■ **EXERCISE DIRECTIONS**
Please print all of the material below, word for word.

■ **SOURCE DATA**
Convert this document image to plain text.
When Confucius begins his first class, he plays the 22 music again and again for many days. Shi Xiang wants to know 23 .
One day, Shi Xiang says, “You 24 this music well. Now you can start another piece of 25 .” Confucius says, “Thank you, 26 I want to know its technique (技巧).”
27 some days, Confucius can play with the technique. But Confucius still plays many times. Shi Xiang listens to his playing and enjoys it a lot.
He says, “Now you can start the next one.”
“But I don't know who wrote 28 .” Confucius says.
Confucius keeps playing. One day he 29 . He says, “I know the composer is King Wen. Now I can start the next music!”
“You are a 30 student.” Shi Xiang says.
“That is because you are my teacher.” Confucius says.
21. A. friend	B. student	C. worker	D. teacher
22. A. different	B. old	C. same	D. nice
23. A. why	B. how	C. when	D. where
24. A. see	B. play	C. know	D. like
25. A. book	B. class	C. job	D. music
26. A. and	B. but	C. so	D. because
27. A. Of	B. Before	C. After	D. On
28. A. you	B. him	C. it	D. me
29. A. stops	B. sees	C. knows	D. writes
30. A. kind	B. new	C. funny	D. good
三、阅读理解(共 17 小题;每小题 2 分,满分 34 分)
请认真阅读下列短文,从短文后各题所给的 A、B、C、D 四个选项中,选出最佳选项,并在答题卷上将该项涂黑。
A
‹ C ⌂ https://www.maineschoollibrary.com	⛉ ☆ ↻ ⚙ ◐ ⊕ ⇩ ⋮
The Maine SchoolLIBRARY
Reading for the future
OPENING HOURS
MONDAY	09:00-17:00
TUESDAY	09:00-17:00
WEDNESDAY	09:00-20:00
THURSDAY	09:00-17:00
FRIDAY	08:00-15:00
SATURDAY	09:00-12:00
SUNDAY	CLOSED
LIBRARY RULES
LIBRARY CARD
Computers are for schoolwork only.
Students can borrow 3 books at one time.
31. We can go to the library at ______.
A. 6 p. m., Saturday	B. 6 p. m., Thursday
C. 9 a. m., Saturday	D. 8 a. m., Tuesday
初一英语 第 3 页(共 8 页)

■ **RESPONSE**
Convert this document image to plain text.
When Confucius begins his first class, he plays the 22 music again and again for many days. Shi Xiang wants to know 23 .
One day, Shi Xiang says, “You 24 this music well. Now you can start another piece of 25 .” Confucius says, “Thank you, 26 I want to know its technique (技巧).”
27 some days, Confucius can play with the technique. But Confucius still plays many times. Shi Xiang listens to his playing and enjoys it a lot.
He says, “Now you can start the next one.”
“But I don't know who wrote 28 .” Confucius says.
Confucius keeps playing. One day he 29 . He says, “I know the composer is King Wen. Now I can start the next music!”
“You are a 30 student.” Shi Xiang says.
“That is because you are my teacher.” Confucius says.
21. A. friend	B. student	C. worker	D. teacher
22. A. different	B. old	C. same	D. nice
23. A. why	B. how	C. when	D. where
24. A. see	B. play	C. know	D. like
25. A. book	B. class	C. job	D. music
26. A. and	B. but	C. so	D. because
27. A. Of	B. Before	C. After	D. On
28. A. you	B. him	C. it	D. me
29. A. stops	B. sees	C. knows	D. writes
30. A. kind	B. new	C. funny	D. good
三、阅读理解(共 17 小题;每小题 2 分,满分 34 分)
请认真阅读下列短文,从短文后各题所给的 A、B、C、D 四个选项中,选出最佳选项,并在答题卷上将该项涂黑。
A
‹ C ⌂ https://www.maineschoollibrary.com	⛉ ☆ ↻ ⚙ ◐ ⊕ ⇩ ⋮
The Maine SchoolLIBRARY
Reading for the future
OPENING HOURS
MONDAY	09:00-17:00
TUESDAY	09:00-17:00
WEDNESDAY	09:00-20:00
THURSDAY	09:00-17:00
FRIDAY	08:00-15:00
SATURDAY	09:00-12:00
SUNDAY	CLOSED
LIBRARY RULES
LIBRARY CARD
Computers are for schoolwork only.
Students can borrow 3 books at one time.
31. We can go to the library at ______.
A. 6 p. m., Saturday	B. 6 p. m., Thursday
C. 9 a. m., Saturday	D. 8 a. m., Tuesday
初一英语 第 3 页(共 8 页)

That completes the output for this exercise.